Facebook vira rei da propaganda eleitoral

Revertendo a tendência das eleições americanas anteriores, os gastos com propaganda eleitoral no Facebook Inc. podem superar os realizados no Google, controlado pelaAlphabet Inc., neste ano, segundo projeções do banco Citigroup Inc. Trata-se de um feito notável, considerando o poder que os anúncios publicados no site de busca ainda detêm como canal para motivar doadores e voluntários.

O dado também reflete o vasto alcance do Facebook e das ferramentas que a rede social oferece a anunciantes para selecionar segmentos cada vez mais específicos de usuários. Para campanhas eleitorais lutando para angariar apoio ou mudar a opinião de eleitores, a capacidade de definir milimetricamente os alvos dos anúncios é uma dádiva. Da mesma forma que na propaganda convencional, essa técnica está sendo utilizada na política com uma escala e precisão sem precedentes, como mostrou matéria do The Wall Street Journal, assinada por Christopher Mims, publicada no Valor de 4/10.

Até Donald Trump, candidato à presidência dos Estados Unidos pelo Partido Republicano, que já chamou de “exagerada” a utilidade dos dados como ferramenta eleitoral, agora parece ter se rendido a eles. Em agosto, a campanha de Trump espalhou anúncios no Facebook que conduziam a 100 mil páginas diferentes, cada uma dedicada a um segmento distinto e precisamente selecionado de eleitores, diz Brad Parscale, diretor digital da campanha de Trump e líder da firma de publicidade digital Giles-Parscale, sediada no Texas. A campanha de Hillary Clinton adotou táticas semelhantes, diz um membro da equipe da candidata do Partido Democrata.
────────────────────
- **TAREFAS ESCRITAS**:
[A] No texto sobre propaganda eleitoral no Facebook, a quantas páginas diferentes levavam os anúncios que a campanha de Trump espalhou na rede social em agosto?
[B] Prossiga o texto sobre propaganda eleitoral no Facebook a partir do ponto em que ele termina.
Os registros não têm nenhum papel nesta parte.
────────────────────
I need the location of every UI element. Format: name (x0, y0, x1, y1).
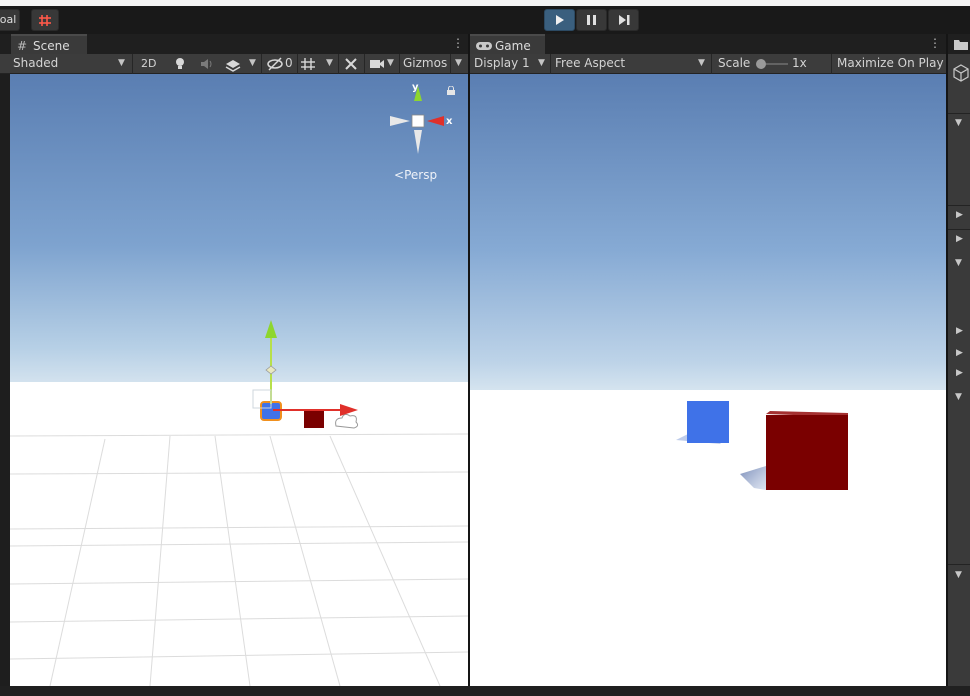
foldout-closed-icon[interactable]: ▶ (956, 234, 963, 244)
tab-game[interactable]: Game (470, 34, 545, 54)
grid-icon: # (17, 39, 28, 53)
grid-chevron-down-icon[interactable]: ▼ (326, 58, 333, 68)
camera-toggle[interactable] (369, 56, 385, 72)
tools-toggle[interactable] (343, 56, 359, 72)
foldout-closed-icon[interactable]: ▶ (956, 368, 963, 378)
divider (450, 54, 451, 74)
axis-x-label: x (446, 116, 453, 127)
collab-icon (39, 15, 51, 26)
aspect-chevron-down-icon: ▼ (698, 58, 705, 68)
persp-label: Persp (404, 168, 438, 182)
divider (297, 54, 298, 74)
scene-tab-row: # Scene ⋮ (0, 34, 469, 54)
scale-slider[interactable] (754, 57, 790, 71)
lighting-toggle[interactable] (172, 56, 188, 72)
gizmos-button[interactable]: Gizmos (403, 54, 447, 73)
visibility-toggle[interactable] (266, 56, 284, 72)
tools-icon (345, 58, 357, 70)
game-menu-kebab-icon[interactable]: ⋮ (929, 36, 941, 50)
scale-label: Scale (718, 56, 751, 70)
axis-neg-z-cone (414, 130, 422, 154)
divider (399, 54, 400, 74)
collab-button[interactable] (31, 9, 59, 31)
step-button[interactable] (608, 9, 639, 31)
tab-scene-label: Scene (33, 39, 70, 53)
foldout-open-icon[interactable]: ▼ (955, 392, 962, 402)
blue-cube (687, 401, 729, 443)
scale-value: 1x (792, 56, 807, 70)
status-bar (0, 686, 970, 696)
cube-icon (953, 64, 969, 82)
divider (132, 54, 133, 74)
persp-arrow-icon: < (394, 168, 405, 182)
game-toolbar: Display 1 ▼ Free Aspect ▼ Scale 1x Maxim… (470, 54, 946, 74)
play-icon (556, 15, 564, 25)
pause-icon (587, 15, 596, 25)
camera-icon (370, 60, 384, 68)
axis-neg-x-cone (390, 116, 410, 126)
tab-scene[interactable]: # Scene (11, 34, 87, 54)
step-icon (619, 15, 630, 25)
display-dropdown[interactable]: Display 1 (474, 54, 530, 73)
scene-toolbar: Shaded ▼ 2D ▼ 0 ▼ ▼ Gizmos ▼ (0, 54, 469, 74)
lightbulb-icon (176, 58, 184, 69)
foldout-closed-icon[interactable]: ▶ (956, 348, 963, 358)
display-chevron-down-icon: ▼ (538, 58, 545, 68)
effects-chevron-down-icon[interactable]: ▼ (249, 58, 256, 68)
gizmo-center-cube (411, 114, 425, 128)
game-tab-row: Game ⋮ (470, 34, 946, 54)
red-cube[interactable] (304, 410, 324, 428)
foldout-closed-icon[interactable]: ▶ (956, 326, 963, 336)
main-toolbar: oal (0, 6, 970, 34)
scene-ground (10, 382, 468, 686)
game-sky (470, 74, 946, 394)
account-button[interactable]: oal (0, 9, 20, 31)
layers-icon (225, 60, 241, 72)
eye-hidden-icon (267, 57, 283, 71)
shading-mode-dropdown[interactable]: Shaded (13, 54, 58, 73)
speaker-icon (201, 59, 212, 69)
game-viewport[interactable] (470, 74, 946, 686)
red-cube (766, 415, 848, 490)
pause-button[interactable] (576, 9, 607, 31)
foldout-open-icon[interactable]: ▼ (955, 118, 962, 128)
toggle-2d-button[interactable]: 2D (141, 54, 156, 73)
right-panel: ▼ ▶ ▶ ▼ ▶ ▶ ▶ ▼ ▼ (948, 34, 970, 686)
aspect-dropdown[interactable]: Free Aspect (555, 54, 625, 73)
grid-snap-icon (301, 58, 315, 70)
maximize-on-play-toggle[interactable]: Maximize On Play (837, 54, 944, 73)
perspective-toggle[interactable]: <Persp (394, 168, 437, 182)
foldout-open-icon[interactable]: ▼ (955, 570, 962, 580)
lock-icon[interactable] (446, 86, 456, 96)
audio-toggle[interactable] (198, 56, 214, 72)
camera-chevron-down-icon[interactable]: ▼ (387, 58, 394, 68)
divider (550, 54, 551, 74)
folder-icon[interactable] (954, 39, 968, 50)
grid-toggle[interactable] (300, 56, 320, 72)
scene-menu-kebab-icon[interactable]: ⋮ (452, 36, 464, 50)
right-tab-row (948, 34, 970, 54)
foldout-closed-icon[interactable]: ▶ (956, 210, 963, 220)
divider (831, 54, 832, 74)
effects-toggle[interactable] (224, 56, 242, 72)
gizmos-chevron-down-icon[interactable]: ▼ (455, 58, 462, 68)
scene-viewport[interactable]: y x <Persp (10, 74, 468, 686)
foldout-open-icon[interactable]: ▼ (955, 258, 962, 268)
divider (338, 54, 339, 74)
divider (261, 54, 262, 74)
axis-y-label: y (412, 82, 419, 93)
play-button[interactable] (544, 9, 575, 31)
tab-game-label: Game (495, 39, 531, 53)
axis-x-cone (427, 116, 444, 126)
hidden-objects-count: 0 (285, 56, 293, 70)
gamepad-icon (476, 42, 492, 50)
divider (364, 54, 365, 74)
divider (711, 54, 712, 74)
shading-chevron-down-icon: ▼ (118, 58, 125, 68)
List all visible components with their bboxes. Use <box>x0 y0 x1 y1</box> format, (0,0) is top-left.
────────────────────
- **PROBLEMAS RESOLVIDOS**:
[A] A 100 mil páginas diferentes.

[B]
No mundo ideal, as campanhas fariam pesquisas abrangendo cada eleitor no país e, então, conceberiam estratégias para convencer os indecisos e motivar os partidários a ir às urnas, diz o jornalista Sasha Issenberg, que já escreveu sobre a ciência de vencer disputas eleitorais. As campanhas ainda não conseguiram fazer isso, mas estão chegando perto.

A Cambridge Analytica LLC, uma firma de ciência de dados conhecida por elaborar perfis psicológicos dos eleitores, está atualmente trabalhando com a equipe de Trump. Alexander Tayler, diretor de dados da empresa, diz que ela tem um banco de dados de 220 milhões de habitantes adultos dos EUA, com 4 mil a 5 mil pontos de dados cada um. A Cambridge Analytica é capaz de conectar esse banco de dados com imensos volumes de outros dados — desde registros de eleitores até bancos de dados que mostram hábitos de compra das pessoas e se elas possuem armas, por exemplo — fornecidos por empresas como Experian PLC e Acxiom Corp., que atuam como corretores de dados de consumo.

O Facebook tornou ferramentas semelhantes acessíveis a qualquer um com um cartão de crédito. O papel da rede social em influenciar atitudes políticas tem sido bastante discutido, mas seu papel cada vez mais importante como veículo de propaganda eleitoral tem recebido uma atenção muito menor.

“Todo mundo pensou que 2008 seria a eleição do Facebook, mas eu diria que 2016 é a eleição do Facebook”, diz Zac Moffatt, cofundador da consultoria de política Targeted Victory e ex-diretor digital da campanha do republicano Mitt Romney, derrotado por Barack Obama nas eleições presidenciais de 2012. “O real valor do Facebook está no seu tamanho e escala […] É que você pode alcançar três em cada quatro americanos numa única plataforma.”

Várias iniciativas do Facebook para ajudar anunciantes a selecionar sua audiência com maior precisão são particularmente atraentes para companhas políticas. A ferramenta de “audiências customizadas” permite que anunciantes alcancem uma lista específica de usuários, como um grupo de partidários. O Facebook também possibilita que os anunciantes, incluindo campanhas eleitorais, acessem informações fornecidas por corretoras de dados, como fazem a Cambridge Analytica e outras firmas. Através do recurso de “audiências parecidas”, os usuários também podem alcançar pessoas com perfil semelhante ao das pertencentes a um grupo conhecido.

Analistas da Borrell Associates projetam gastos de cerca de US$ 1 bilhão com anúncios digitais no atual ciclo eleitoral dos EUA.

Esse montante ainda é uma fração dos US$ 4,4 bilhões que devem ser gastos com propaganda na televisão, segundo estimativa do grupo de mídia e análise de campanhas da Kantar, empresa de pesquisas de mercado sediada em Londres. O montante de gastos digitais, no entanto, é mais que o triplo do registrado em 2012.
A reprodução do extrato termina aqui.